[Data extracted from a collection]
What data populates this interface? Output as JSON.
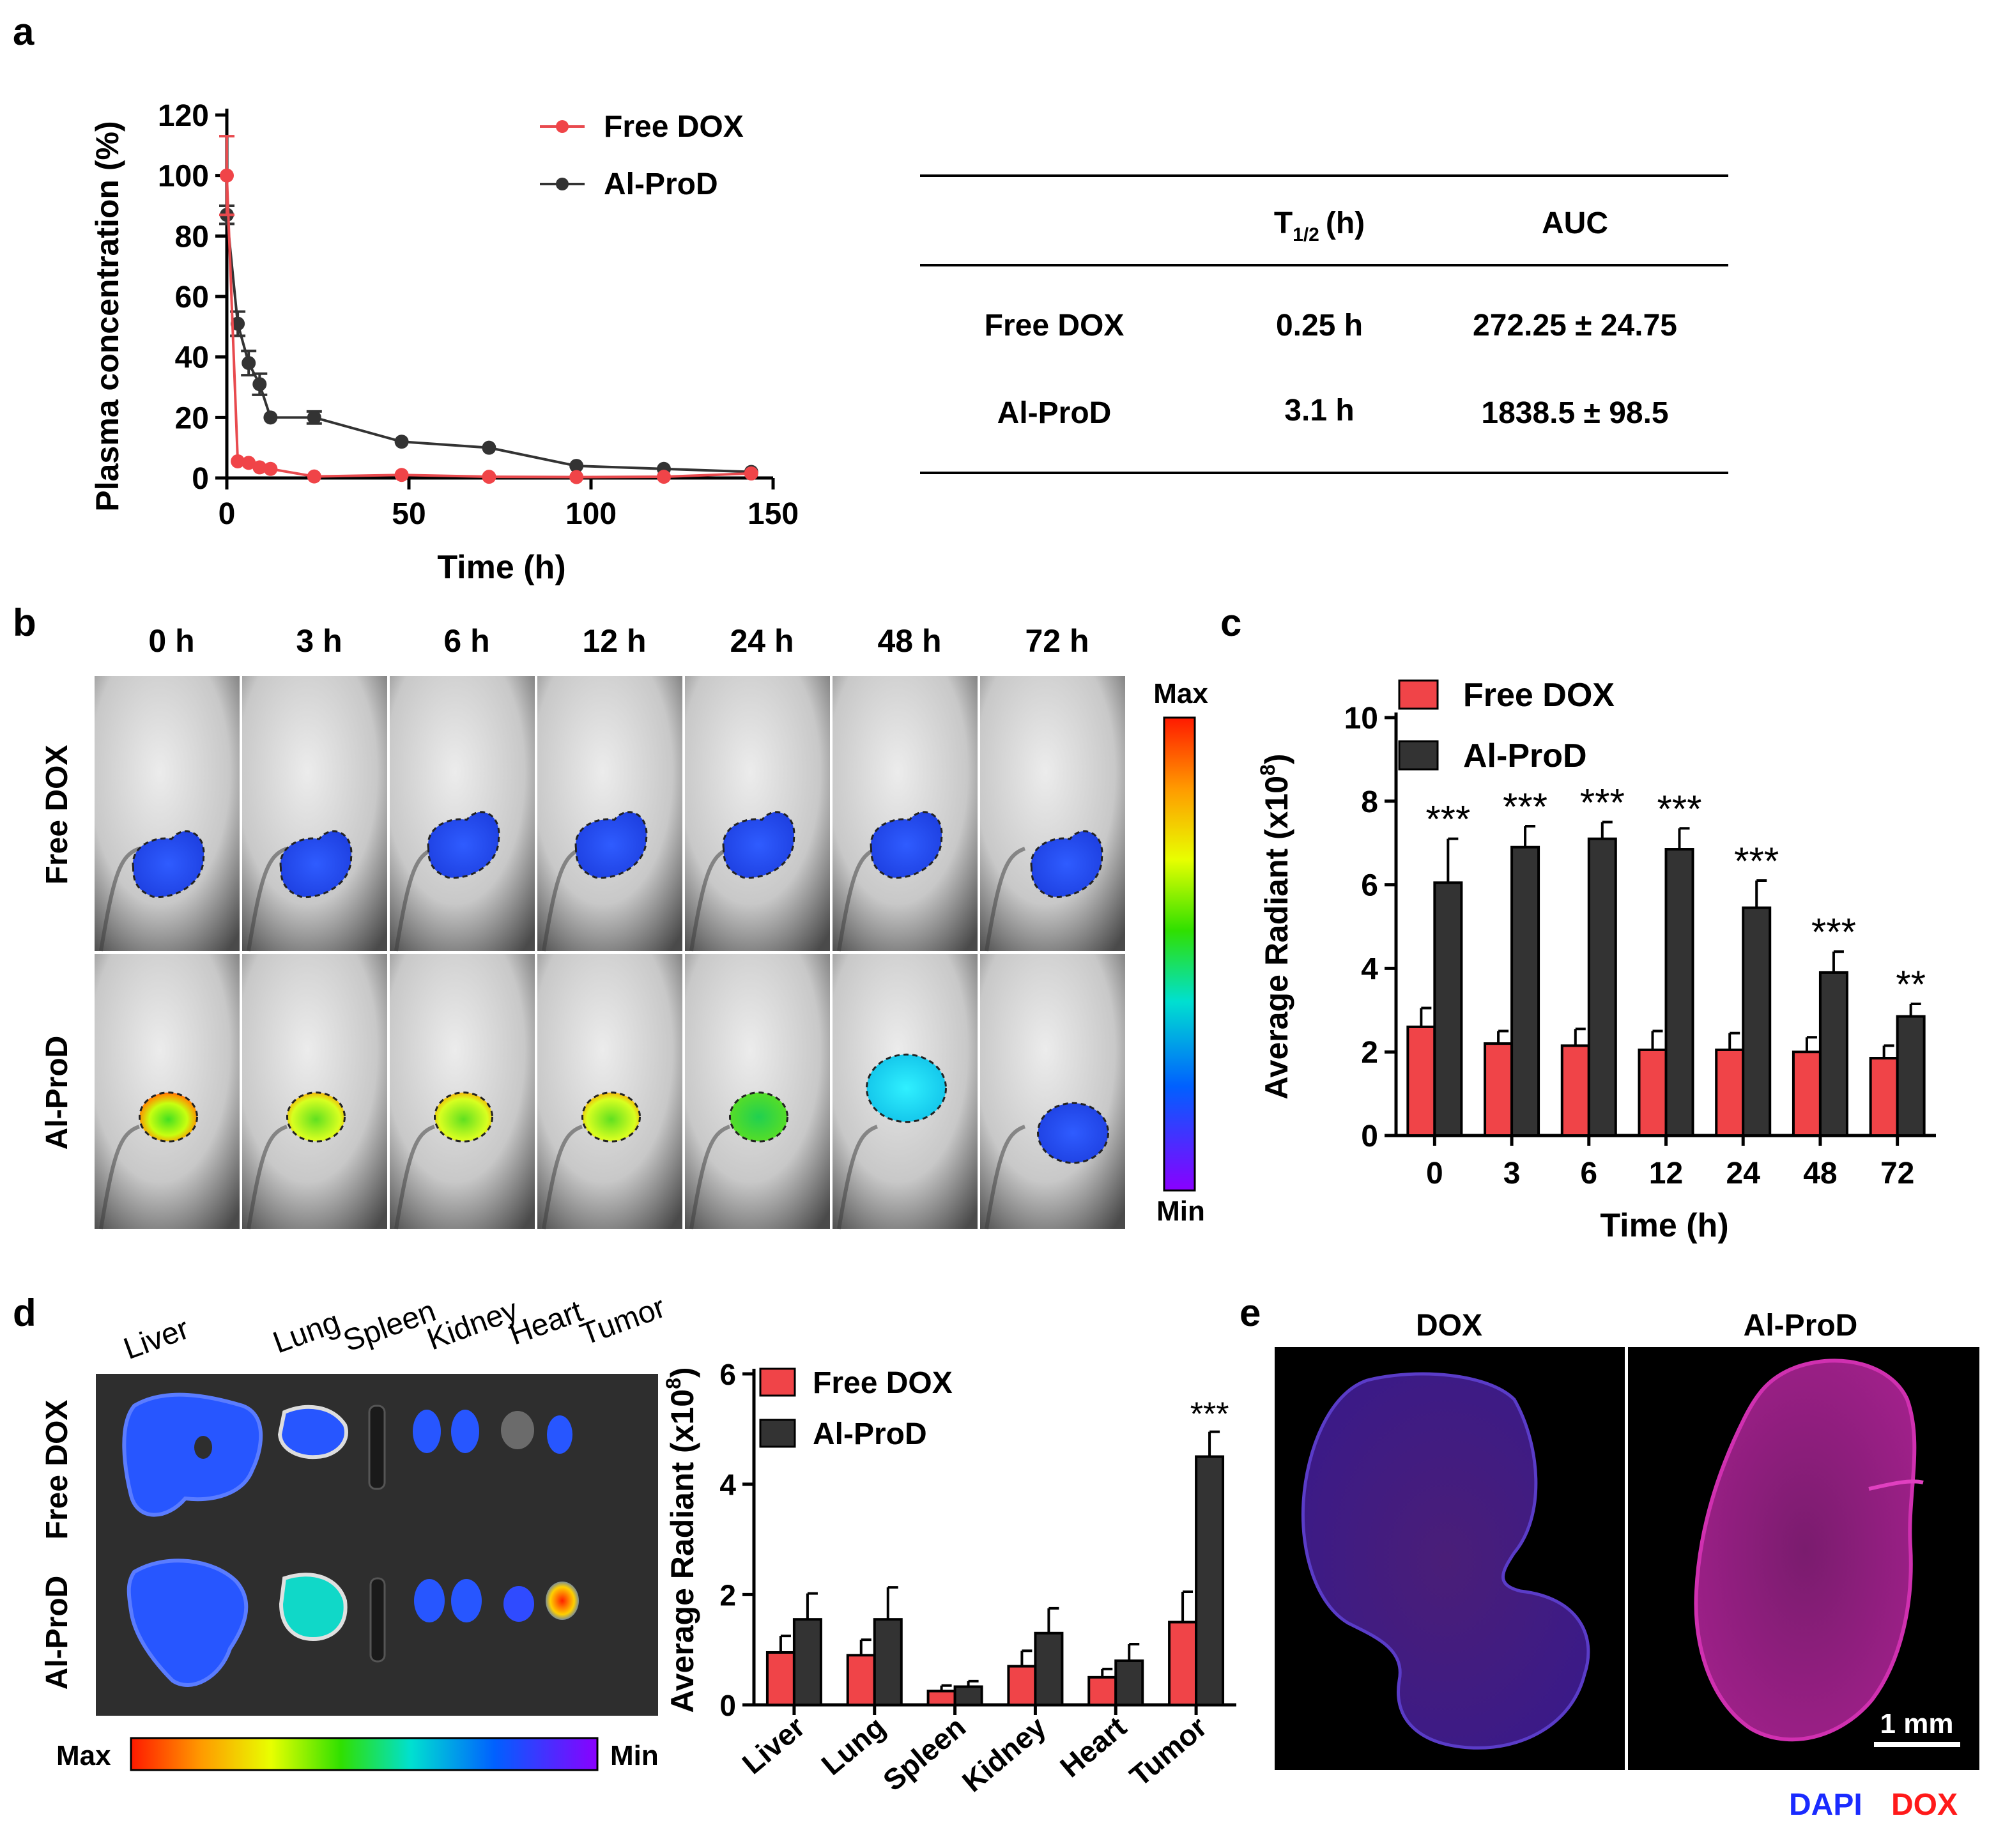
{
  "panel_letters": [
    "a",
    "b",
    "c",
    "d",
    "e"
  ],
  "colors": {
    "free": "#f04448",
    "alprod": "#333333",
    "free_line": "#e84a4e"
  },
  "panel_a_table": {
    "headers": [
      "",
      "T1/2 (h)",
      "AUC"
    ],
    "header_t": "T",
    "header_sub": "1/2",
    "header_unit": "(h)",
    "header_auc": "AUC",
    "rows": [
      {
        "name": "Free DOX",
        "t_half": "0.25 h",
        "auc": "272.25 ± 24.75"
      },
      {
        "name": "Al-ProD",
        "t_half": "3.1 h",
        "auc": "1838.5 ± 98.5"
      }
    ]
  },
  "panel_b": {
    "times": [
      "0 h",
      "3 h",
      "6 h",
      "12 h",
      "24 h",
      "48 h",
      "72 h"
    ],
    "row_labels": [
      "Free DOX",
      "Al-ProD"
    ],
    "scale_max": "Max",
    "scale_min": "Min"
  },
  "panel_d_image": {
    "organs": [
      "Liver",
      "Lung",
      "Spleen",
      "Kidney",
      "Heart",
      "Tumor"
    ],
    "row_labels": [
      "Free DOX",
      "Al-ProD"
    ],
    "scale_max": "Max",
    "scale_min": "Min"
  },
  "panel_e": {
    "labels": [
      "DOX",
      "Al-ProD"
    ],
    "scale_bar": "1 mm",
    "stain_dapi": "DAPI",
    "stain_dox": "DOX"
  },
  "chart_data": [
    {
      "id": "a",
      "type": "line",
      "xlabel": "Time (h)",
      "ylabel": "Plasma concentration (%)",
      "xlim": [
        0,
        150
      ],
      "ylim": [
        0,
        120
      ],
      "xticks": [
        0,
        50,
        100,
        150
      ],
      "yticks": [
        0,
        20,
        40,
        60,
        80,
        100,
        120
      ],
      "legend": [
        "Free DOX",
        "Al-ProD"
      ],
      "series": [
        {
          "name": "Free DOX",
          "x": [
            0,
            3,
            6,
            9,
            12,
            24,
            48,
            72,
            96,
            120,
            144
          ],
          "y": [
            100,
            5.5,
            5,
            3.5,
            3,
            0.5,
            1,
            0.4,
            0.3,
            0.4,
            1.5
          ],
          "err": [
            13,
            0,
            0,
            0,
            0,
            0,
            0,
            0,
            0,
            0,
            0
          ]
        },
        {
          "name": "Al-ProD",
          "x": [
            0,
            3,
            6,
            9,
            12,
            24,
            48,
            72,
            96,
            120,
            144
          ],
          "y": [
            87,
            51,
            38,
            31,
            20,
            20,
            12,
            10,
            4,
            3,
            2
          ],
          "err": [
            3,
            4,
            4,
            3.5,
            0,
            2,
            0,
            0,
            0,
            0,
            0
          ]
        }
      ]
    },
    {
      "id": "c",
      "type": "bar",
      "xlabel": "Time (h)",
      "ylabel": "Average Radiant (x10",
      "ylabel_exp": "8",
      "ylabel_close": ")",
      "categories": [
        "0",
        "3",
        "6",
        "12",
        "24",
        "48",
        "72"
      ],
      "ylim": [
        0,
        10
      ],
      "yticks": [
        0,
        2,
        4,
        6,
        8,
        10
      ],
      "legend": [
        "Free DOX",
        "Al-ProD"
      ],
      "series": [
        {
          "name": "Free DOX",
          "values": [
            2.6,
            2.2,
            2.15,
            2.05,
            2.05,
            2.0,
            1.85
          ],
          "err": [
            0.45,
            0.3,
            0.4,
            0.45,
            0.4,
            0.35,
            0.3
          ]
        },
        {
          "name": "Al-ProD",
          "values": [
            6.05,
            6.9,
            7.1,
            6.85,
            5.45,
            3.9,
            2.85
          ],
          "err": [
            1.05,
            0.5,
            0.4,
            0.5,
            0.65,
            0.5,
            0.3
          ]
        }
      ],
      "significance": [
        "***",
        "***",
        "***",
        "***",
        "***",
        "***",
        "**"
      ]
    },
    {
      "id": "d",
      "type": "bar",
      "xlabel": "",
      "ylabel": "Average Radiant (x10",
      "ylabel_exp": "8",
      "ylabel_close": ")",
      "categories": [
        "Liver",
        "Lung",
        "Spleen",
        "Kidney",
        "Heart",
        "Tumor"
      ],
      "ylim": [
        0,
        6
      ],
      "yticks": [
        0,
        2,
        4,
        6
      ],
      "legend": [
        "Free DOX",
        "Al-ProD"
      ],
      "series": [
        {
          "name": "Free DOX",
          "values": [
            0.95,
            0.9,
            0.25,
            0.7,
            0.5,
            1.5
          ],
          "err": [
            0.3,
            0.28,
            0.1,
            0.28,
            0.15,
            0.55
          ]
        },
        {
          "name": "Al-ProD",
          "values": [
            1.55,
            1.55,
            0.33,
            1.3,
            0.8,
            4.5
          ],
          "err": [
            0.47,
            0.58,
            0.1,
            0.45,
            0.3,
            0.45
          ]
        }
      ],
      "significance": [
        "",
        "",
        "",
        "",
        "",
        "***"
      ]
    }
  ]
}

● Task brief
Repeat the records in full, precisely, and keep the pictures out.

● Expected output
What data populates this interface? Output as JSON.
{
  "panel_letters": [
    "a",
    "b",
    "c",
    "d",
    "e"
  ],
  "colors": {
    "free": "#f04448",
    "alprod": "#333333",
    "free_line": "#e84a4e"
  },
  "panel_a_table": {
    "headers": [
      "",
      "T1/2 (h)",
      "AUC"
    ],
    "header_t": "T",
    "header_sub": "1/2",
    "header_unit": "(h)",
    "header_auc": "AUC",
    "rows": [
      {
        "name": "Free DOX",
        "t_half": "0.25 h",
        "auc": "272.25 ± 24.75"
      },
      {
        "name": "Al-ProD",
        "t_half": "3.1 h",
        "auc": "1838.5 ± 98.5"
      }
    ]
  },
  "panel_b": {
    "times": [
      "0 h",
      "3 h",
      "6 h",
      "12 h",
      "24 h",
      "48 h",
      "72 h"
    ],
    "row_labels": [
      "Free DOX",
      "Al-ProD"
    ],
    "scale_max": "Max",
    "scale_min": "Min"
  },
  "panel_d_image": {
    "organs": [
      "Liver",
      "Lung",
      "Spleen",
      "Kidney",
      "Heart",
      "Tumor"
    ],
    "row_labels": [
      "Free DOX",
      "Al-ProD"
    ],
    "scale_max": "Max",
    "scale_min": "Min"
  },
  "panel_e": {
    "labels": [
      "DOX",
      "Al-ProD"
    ],
    "scale_bar": "1 mm",
    "stain_dapi": "DAPI",
    "stain_dox": "DOX"
  },
  "chart_data": [
    {
      "id": "a",
      "type": "line",
      "xlabel": "Time (h)",
      "ylabel": "Plasma concentration (%)",
      "xlim": [
        0,
        150
      ],
      "ylim": [
        0,
        120
      ],
      "xticks": [
        0,
        50,
        100,
        150
      ],
      "yticks": [
        0,
        20,
        40,
        60,
        80,
        100,
        120
      ],
      "legend": [
        "Free DOX",
        "Al-ProD"
      ],
      "series": [
        {
          "name": "Free DOX",
          "x": [
            0,
            3,
            6,
            9,
            12,
            24,
            48,
            72,
            96,
            120,
            144
          ],
          "y": [
            100,
            5.5,
            5,
            3.5,
            3,
            0.5,
            1,
            0.4,
            0.3,
            0.4,
            1.5
          ],
          "err": [
            13,
            0,
            0,
            0,
            0,
            0,
            0,
            0,
            0,
            0,
            0
          ]
        },
        {
          "name": "Al-ProD",
          "x": [
            0,
            3,
            6,
            9,
            12,
            24,
            48,
            72,
            96,
            120,
            144
          ],
          "y": [
            87,
            51,
            38,
            31,
            20,
            20,
            12,
            10,
            4,
            3,
            2
          ],
          "err": [
            3,
            4,
            4,
            3.5,
            0,
            2,
            0,
            0,
            0,
            0,
            0
          ]
        }
      ]
    },
    {
      "id": "c",
      "type": "bar",
      "xlabel": "Time (h)",
      "ylabel": "Average Radiant (x10",
      "ylabel_exp": "8",
      "ylabel_close": ")",
      "categories": [
        "0",
        "3",
        "6",
        "12",
        "24",
        "48",
        "72"
      ],
      "ylim": [
        0,
        10
      ],
      "yticks": [
        0,
        2,
        4,
        6,
        8,
        10
      ],
      "legend": [
        "Free DOX",
        "Al-ProD"
      ],
      "series": [
        {
          "name": "Free DOX",
          "values": [
            2.6,
            2.2,
            2.15,
            2.05,
            2.05,
            2.0,
            1.85
          ],
          "err": [
            0.45,
            0.3,
            0.4,
            0.45,
            0.4,
            0.35,
            0.3
          ]
        },
        {
          "name": "Al-ProD",
          "values": [
            6.05,
            6.9,
            7.1,
            6.85,
            5.45,
            3.9,
            2.85
          ],
          "err": [
            1.05,
            0.5,
            0.4,
            0.5,
            0.65,
            0.5,
            0.3
          ]
        }
      ],
      "significance": [
        "***",
        "***",
        "***",
        "***",
        "***",
        "***",
        "**"
      ]
    },
    {
      "id": "d",
      "type": "bar",
      "xlabel": "",
      "ylabel": "Average Radiant (x10",
      "ylabel_exp": "8",
      "ylabel_close": ")",
      "categories": [
        "Liver",
        "Lung",
        "Spleen",
        "Kidney",
        "Heart",
        "Tumor"
      ],
      "ylim": [
        0,
        6
      ],
      "yticks": [
        0,
        2,
        4,
        6
      ],
      "legend": [
        "Free DOX",
        "Al-ProD"
      ],
      "series": [
        {
          "name": "Free DOX",
          "values": [
            0.95,
            0.9,
            0.25,
            0.7,
            0.5,
            1.5
          ],
          "err": [
            0.3,
            0.28,
            0.1,
            0.28,
            0.15,
            0.55
          ]
        },
        {
          "name": "Al-ProD",
          "values": [
            1.55,
            1.55,
            0.33,
            1.3,
            0.8,
            4.5
          ],
          "err": [
            0.47,
            0.58,
            0.1,
            0.45,
            0.3,
            0.45
          ]
        }
      ],
      "significance": [
        "",
        "",
        "",
        "",
        "",
        "***"
      ]
    }
  ]
}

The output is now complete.